** START DATASET EXTRACT **

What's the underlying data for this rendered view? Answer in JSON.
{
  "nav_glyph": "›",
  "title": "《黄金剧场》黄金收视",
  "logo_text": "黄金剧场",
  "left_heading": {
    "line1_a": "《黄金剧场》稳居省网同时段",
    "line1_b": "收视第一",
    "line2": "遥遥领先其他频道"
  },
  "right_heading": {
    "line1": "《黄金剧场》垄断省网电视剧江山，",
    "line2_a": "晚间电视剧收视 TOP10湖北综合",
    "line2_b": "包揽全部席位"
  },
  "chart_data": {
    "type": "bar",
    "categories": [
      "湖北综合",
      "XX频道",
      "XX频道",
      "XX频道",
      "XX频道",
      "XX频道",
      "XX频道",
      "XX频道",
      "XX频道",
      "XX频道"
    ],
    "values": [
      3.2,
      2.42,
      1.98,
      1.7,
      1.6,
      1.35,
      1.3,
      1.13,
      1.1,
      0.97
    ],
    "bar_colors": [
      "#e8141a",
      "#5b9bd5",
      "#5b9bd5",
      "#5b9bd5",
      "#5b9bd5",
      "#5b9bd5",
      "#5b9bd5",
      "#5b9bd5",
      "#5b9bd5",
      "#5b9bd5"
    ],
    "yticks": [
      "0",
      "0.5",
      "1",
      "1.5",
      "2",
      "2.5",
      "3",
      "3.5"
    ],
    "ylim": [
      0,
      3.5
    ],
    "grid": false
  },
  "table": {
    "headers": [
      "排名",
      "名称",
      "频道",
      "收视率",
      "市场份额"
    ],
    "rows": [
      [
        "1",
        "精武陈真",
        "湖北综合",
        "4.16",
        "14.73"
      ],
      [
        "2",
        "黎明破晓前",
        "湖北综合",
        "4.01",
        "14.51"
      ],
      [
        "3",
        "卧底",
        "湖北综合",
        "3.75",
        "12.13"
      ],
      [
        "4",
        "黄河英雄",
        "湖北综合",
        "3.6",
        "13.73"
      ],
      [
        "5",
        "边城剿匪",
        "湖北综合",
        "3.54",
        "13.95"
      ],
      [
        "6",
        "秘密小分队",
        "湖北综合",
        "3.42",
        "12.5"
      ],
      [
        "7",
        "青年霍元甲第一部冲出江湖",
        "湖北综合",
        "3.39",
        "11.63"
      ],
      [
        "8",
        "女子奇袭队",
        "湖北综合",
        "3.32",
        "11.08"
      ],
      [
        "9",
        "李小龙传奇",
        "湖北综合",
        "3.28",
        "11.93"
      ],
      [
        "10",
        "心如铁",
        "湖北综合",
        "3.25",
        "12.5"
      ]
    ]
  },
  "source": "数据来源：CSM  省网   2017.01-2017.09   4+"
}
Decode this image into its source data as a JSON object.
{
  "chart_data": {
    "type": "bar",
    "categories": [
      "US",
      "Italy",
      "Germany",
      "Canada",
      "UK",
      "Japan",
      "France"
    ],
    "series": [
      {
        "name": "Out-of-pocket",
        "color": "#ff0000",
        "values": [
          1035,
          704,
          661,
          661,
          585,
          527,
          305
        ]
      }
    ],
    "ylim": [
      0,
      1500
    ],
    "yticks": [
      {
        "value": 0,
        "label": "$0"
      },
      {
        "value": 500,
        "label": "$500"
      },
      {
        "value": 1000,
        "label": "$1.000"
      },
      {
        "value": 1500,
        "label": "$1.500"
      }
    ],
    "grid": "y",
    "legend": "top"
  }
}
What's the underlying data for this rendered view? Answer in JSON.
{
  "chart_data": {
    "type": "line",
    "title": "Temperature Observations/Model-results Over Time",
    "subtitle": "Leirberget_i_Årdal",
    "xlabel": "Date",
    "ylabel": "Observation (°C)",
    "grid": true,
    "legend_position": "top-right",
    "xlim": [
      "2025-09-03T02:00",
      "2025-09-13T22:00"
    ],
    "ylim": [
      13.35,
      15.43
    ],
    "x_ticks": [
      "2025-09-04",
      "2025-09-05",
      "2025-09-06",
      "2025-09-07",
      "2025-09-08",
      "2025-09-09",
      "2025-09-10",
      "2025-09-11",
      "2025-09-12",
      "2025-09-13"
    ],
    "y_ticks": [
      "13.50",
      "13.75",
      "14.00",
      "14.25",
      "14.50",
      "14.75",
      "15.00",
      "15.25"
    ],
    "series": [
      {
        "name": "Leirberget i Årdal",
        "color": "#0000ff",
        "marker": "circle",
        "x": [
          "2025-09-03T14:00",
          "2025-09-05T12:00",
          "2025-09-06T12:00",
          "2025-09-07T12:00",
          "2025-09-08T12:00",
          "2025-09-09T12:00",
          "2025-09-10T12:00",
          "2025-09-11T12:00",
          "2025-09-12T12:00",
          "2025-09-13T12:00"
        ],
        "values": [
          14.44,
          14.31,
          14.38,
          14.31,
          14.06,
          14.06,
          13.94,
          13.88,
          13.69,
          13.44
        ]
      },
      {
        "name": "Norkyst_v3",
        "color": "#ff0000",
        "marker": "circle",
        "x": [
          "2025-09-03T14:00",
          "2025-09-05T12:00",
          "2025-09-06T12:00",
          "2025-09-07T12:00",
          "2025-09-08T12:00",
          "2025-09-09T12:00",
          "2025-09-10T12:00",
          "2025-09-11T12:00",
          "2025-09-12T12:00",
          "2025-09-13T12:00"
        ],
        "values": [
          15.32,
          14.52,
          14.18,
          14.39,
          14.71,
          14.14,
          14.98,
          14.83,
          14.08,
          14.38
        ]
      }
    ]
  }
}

** END DATASET EXTRACT **

◆ GOAL ◆
Copy every single line of the material above that holds "黄金剧场".

◆ ANSWER TO THE PROBLEM ◆
  "title": "《黄金剧场》黄金收视",
  "logo_text": "黄金剧场",
    "line1_a": "《黄金剧场》稳居省网同时段",
    "line1": "《黄金剧场》垄断省网电视剧江山，",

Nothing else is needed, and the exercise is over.